SET PROBLEM: Copy each line of the listing below exactly.

PROVIDED RECORDS:

= = = = =

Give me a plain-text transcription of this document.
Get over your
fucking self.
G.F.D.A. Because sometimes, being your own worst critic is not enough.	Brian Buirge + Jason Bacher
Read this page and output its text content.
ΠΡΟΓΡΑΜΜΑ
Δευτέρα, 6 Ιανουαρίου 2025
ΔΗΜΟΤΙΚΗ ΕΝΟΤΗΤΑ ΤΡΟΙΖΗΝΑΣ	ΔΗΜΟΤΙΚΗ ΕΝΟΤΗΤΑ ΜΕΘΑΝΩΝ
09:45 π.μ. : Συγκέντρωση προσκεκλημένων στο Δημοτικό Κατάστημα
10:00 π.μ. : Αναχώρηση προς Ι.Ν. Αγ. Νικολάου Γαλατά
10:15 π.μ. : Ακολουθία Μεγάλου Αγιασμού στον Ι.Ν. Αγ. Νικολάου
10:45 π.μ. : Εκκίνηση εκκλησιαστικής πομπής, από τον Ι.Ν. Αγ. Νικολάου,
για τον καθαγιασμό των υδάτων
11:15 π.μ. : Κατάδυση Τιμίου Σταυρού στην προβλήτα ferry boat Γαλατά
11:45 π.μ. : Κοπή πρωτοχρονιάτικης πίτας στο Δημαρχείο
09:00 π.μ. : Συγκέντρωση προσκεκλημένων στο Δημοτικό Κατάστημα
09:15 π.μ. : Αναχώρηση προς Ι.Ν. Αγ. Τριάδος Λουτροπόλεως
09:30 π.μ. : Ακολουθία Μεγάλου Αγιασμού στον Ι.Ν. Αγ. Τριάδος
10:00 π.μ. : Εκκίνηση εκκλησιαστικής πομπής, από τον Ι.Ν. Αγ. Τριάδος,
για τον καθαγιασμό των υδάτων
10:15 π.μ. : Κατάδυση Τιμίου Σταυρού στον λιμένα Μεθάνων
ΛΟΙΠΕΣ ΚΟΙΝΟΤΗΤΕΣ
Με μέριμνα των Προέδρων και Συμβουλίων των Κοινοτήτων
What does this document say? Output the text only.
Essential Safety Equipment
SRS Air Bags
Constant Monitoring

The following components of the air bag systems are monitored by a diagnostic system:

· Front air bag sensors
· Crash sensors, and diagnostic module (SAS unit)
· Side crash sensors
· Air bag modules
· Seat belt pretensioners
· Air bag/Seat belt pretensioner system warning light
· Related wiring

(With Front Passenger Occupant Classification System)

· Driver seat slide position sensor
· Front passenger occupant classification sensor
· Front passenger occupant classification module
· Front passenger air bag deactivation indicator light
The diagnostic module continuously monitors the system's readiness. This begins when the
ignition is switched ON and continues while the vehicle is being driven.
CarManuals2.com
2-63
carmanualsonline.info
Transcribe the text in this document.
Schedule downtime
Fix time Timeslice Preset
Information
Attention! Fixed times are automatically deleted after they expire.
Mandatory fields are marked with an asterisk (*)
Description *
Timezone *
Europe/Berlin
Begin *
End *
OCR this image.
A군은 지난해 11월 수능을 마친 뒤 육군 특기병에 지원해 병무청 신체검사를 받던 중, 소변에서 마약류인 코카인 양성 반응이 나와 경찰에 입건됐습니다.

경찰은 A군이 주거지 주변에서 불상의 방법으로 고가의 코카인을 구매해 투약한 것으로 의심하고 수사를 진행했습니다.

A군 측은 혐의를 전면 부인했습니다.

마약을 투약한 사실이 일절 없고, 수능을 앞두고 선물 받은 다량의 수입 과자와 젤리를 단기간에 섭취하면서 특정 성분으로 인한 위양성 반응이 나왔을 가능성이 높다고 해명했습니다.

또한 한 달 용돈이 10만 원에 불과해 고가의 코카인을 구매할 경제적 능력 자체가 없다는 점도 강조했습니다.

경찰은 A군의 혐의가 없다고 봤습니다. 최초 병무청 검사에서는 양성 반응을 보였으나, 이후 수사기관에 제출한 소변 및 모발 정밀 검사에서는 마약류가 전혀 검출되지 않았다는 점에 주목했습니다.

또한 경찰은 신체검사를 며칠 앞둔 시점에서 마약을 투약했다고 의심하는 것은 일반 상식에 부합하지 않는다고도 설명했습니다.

= = = = =

TASK RESULT:
Give me a plain-text transcription of this document.
Get over your
fucking self.
G.F.D.A. Because sometimes, being your own worst critic is not enough.	Brian Buirge + Jason Bacher
Read this page and output its text content.
ΠΡΟΓΡΑΜΜΑ
Δευτέρα, 6 Ιανουαρίου 2025
ΔΗΜΟΤΙΚΗ ΕΝΟΤΗΤΑ ΤΡΟΙΖΗΝΑΣ	ΔΗΜΟΤΙΚΗ ΕΝΟΤΗΤΑ ΜΕΘΑΝΩΝ
09:45 π.μ. : Συγκέντρωση προσκεκλημένων στο Δημοτικό Κατάστημα
10:00 π.μ. : Αναχώρηση προς Ι.Ν. Αγ. Νικολάου Γαλατά
10:15 π.μ. : Ακολουθία Μεγάλου Αγιασμού στον Ι.Ν. Αγ. Νικολάου
10:45 π.μ. : Εκκίνηση εκκλησιαστικής πομπής, από τον Ι.Ν. Αγ. Νικολάου,
για τον καθαγιασμό των υδάτων
11:15 π.μ. : Κατάδυση Τιμίου Σταυρού στην προβλήτα ferry boat Γαλατά
11:45 π.μ. : Κοπή πρωτοχρονιάτικης πίτας στο Δημαρχείο
09:00 π.μ. : Συγκέντρωση προσκεκλημένων στο Δημοτικό Κατάστημα
09:15 π.μ. : Αναχώρηση προς Ι.Ν. Αγ. Τριάδος Λουτροπόλεως
09:30 π.μ. : Ακολουθία Μεγάλου Αγιασμού στον Ι.Ν. Αγ. Τριάδος
10:00 π.μ. : Εκκίνηση εκκλησιαστικής πομπής, από τον Ι.Ν. Αγ. Τριάδος,
για τον καθαγιασμό των υδάτων
10:15 π.μ. : Κατάδυση Τιμίου Σταυρού στον λιμένα Μεθάνων
ΛΟΙΠΕΣ ΚΟΙΝΟΤΗΤΕΣ
Με μέριμνα των Προέδρων και Συμβουλίων των Κοινοτήτων
What does this document say? Output the text only.
Essential Safety Equipment
SRS Air Bags
Constant Monitoring

The following components of the air bag systems are monitored by a diagnostic system:

· Front air bag sensors
· Crash sensors, and diagnostic module (SAS unit)
· Side crash sensors
· Air bag modules
· Seat belt pretensioners
· Air bag/Seat belt pretensioner system warning light
· Related wiring

(With Front Passenger Occupant Classification System)

· Driver seat slide position sensor
· Front passenger occupant classification sensor
· Front passenger occupant classification module
· Front passenger air bag deactivation indicator light
The diagnostic module continuously monitors the system's readiness. This begins when the
ignition is switched ON and continues while the vehicle is being driven.
CarManuals2.com
2-63
carmanualsonline.info
Transcribe the text in this document.
Schedule downtime
Fix time Timeslice Preset
Information
Attention! Fixed times are automatically deleted after they expire.
Mandatory fields are marked with an asterisk (*)
Description *
Timezone *
Europe/Berlin
Begin *
End *
OCR this image.
A군은 지난해 11월 수능을 마친 뒤 육군 특기병에 지원해 병무청 신체검사를 받던 중, 소변에서 마약류인 코카인 양성 반응이 나와 경찰에 입건됐습니다.

경찰은 A군이 주거지 주변에서 불상의 방법으로 고가의 코카인을 구매해 투약한 것으로 의심하고 수사를 진행했습니다.

A군 측은 혐의를 전면 부인했습니다.

마약을 투약한 사실이 일절 없고, 수능을 앞두고 선물 받은 다량의 수입 과자와 젤리를 단기간에 섭취하면서 특정 성분으로 인한 위양성 반응이 나왔을 가능성이 높다고 해명했습니다.

또한 한 달 용돈이 10만 원에 불과해 고가의 코카인을 구매할 경제적 능력 자체가 없다는 점도 강조했습니다.

경찰은 A군의 혐의가 없다고 봤습니다. 최초 병무청 검사에서는 양성 반응을 보였으나, 이후 수사기관에 제출한 소변 및 모발 정밀 검사에서는 마약류가 전혀 검출되지 않았다는 점에 주목했습니다.

또한 경찰은 신체검사를 며칠 앞둔 시점에서 마약을 투약했다고 의심하는 것은 일반 상식에 부합하지 않는다고도 설명했습니다.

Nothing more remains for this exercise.